## PAGE
Natural Language Processing: An Application in Public Policy
This repository contains the files used for the Natural Language Processing: An Application in Public Policy talk presented at PyCon Ireland 2018 by Ancil Crayton.
Slides to the presentation can be found HERE.
In this talk, I aim to show an application of NLP to enhance public policy analysis. Specifically, we will focus on using text analysis for analyzing important documents and being able to provide both a qualitative and quantitative analysis.
If you are not familiar with public policy, you may be wondering exactly what I mean by this. In short, I am referring to any efforts taken by government authorities that may result in action, regulation, or laws related to aspects of societal well-being. From an academic perspective, public policy can nest many fields of the social sciences such as economics, sociology, political economy, and public management. This is the view I take in this talk. Hence, I make references to public policy as studying applications in these fields which can relate to the motivation behind, evolution of, or effectiveness of government policy.
So, how can we use text analysis to aid in public policy analysis? Here are a few pointers for possible usages:
- Analyze historical government documents
- Understand evolution of ideologies through transcriptions of speeches
- Understand responses to public policy by analyzing social media
- Summarize collection of documents to find the most important topics related to a certain policy
In general, I cover basics of text analysis and the relevant tools in Python to perform this analysis. In more detail, we will briefly look at:
Text preprocessing: This is where we will clean text of extraneous information.
Feature extraction: Transform raw text into numerical measures to feed into machine learning algorithms and perform regression analysis.
Topic modelling: ML algorithms that can learn to summarize documents into "topics".
Regression analysis: Statistical models that allows us to perform a quantitative policy analysis.
Tools: We will cover basic tools within Python libraries such as gensim, nltk, scikit learn, wordcloud, and statsmodels.
The notebook provided in this repository was written in Python 3.6.
Dependencies can be installed by running the following command in the terminal:
pip install -r requirements.txt

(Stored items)
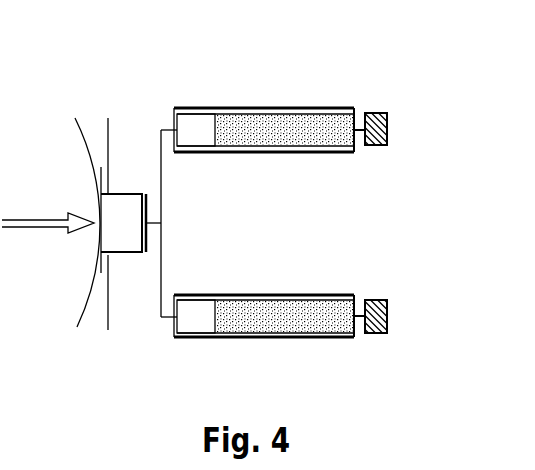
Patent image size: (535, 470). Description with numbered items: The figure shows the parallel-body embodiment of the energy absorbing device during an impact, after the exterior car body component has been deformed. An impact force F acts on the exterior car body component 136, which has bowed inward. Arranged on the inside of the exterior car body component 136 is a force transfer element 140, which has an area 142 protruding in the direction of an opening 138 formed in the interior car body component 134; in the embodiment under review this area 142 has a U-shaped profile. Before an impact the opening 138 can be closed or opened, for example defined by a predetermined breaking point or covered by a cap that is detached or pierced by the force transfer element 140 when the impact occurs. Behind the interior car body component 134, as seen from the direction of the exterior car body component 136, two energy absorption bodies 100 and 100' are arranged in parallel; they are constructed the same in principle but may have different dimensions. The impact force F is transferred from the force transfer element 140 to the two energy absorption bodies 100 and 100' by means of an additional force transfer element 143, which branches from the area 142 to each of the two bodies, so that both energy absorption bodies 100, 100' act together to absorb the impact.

The energy absorption body 100 is at (280, 87).
The energy absorption body 100' is at (280, 272).
The interior car body component 134 is at (107, 132).
The exterior car body component 136 is at (88, 146).
The opening 138 is at (114, 191).
The force transfer element 140 is at (100, 273).
The area 142 is at (120, 252).
The additional force transfer element 143 is at (160, 162).
The impact force F is at (48, 212).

## TASKS TO CARRY OUT
1/ In the NLP talk page, rewrite everything from "In this talk, I" down to "of government policy.", substituting "civic policy" for "public policy".
2/ Count the lines of the records that contain the string "interior", treating case as significant, and give only the number.

## REPLIES
1/
In this talk, I aim to show an application of NLP to enhance civic policy analysis. Specifically, we will focus on using text analysis for analyzing important documents and being able to provide both a qualitative and quantitative analysis.
If you are not familiar with civic policy, you may be wondering exactly what I mean by this. In short, I am referring to any efforts taken by government authorities that may result in action, regulation, or laws related to aspects of societal well-being. From an academic perspective, civic policy can nest many fields of the social sciences such as economics, sociology, political economy, and public management. This is the view I take in this talk. Hence, I make references to civic policy as studying applications in these fields which can relate to the motivation behind, evolution of, or effectiveness of government policy.

2/ 2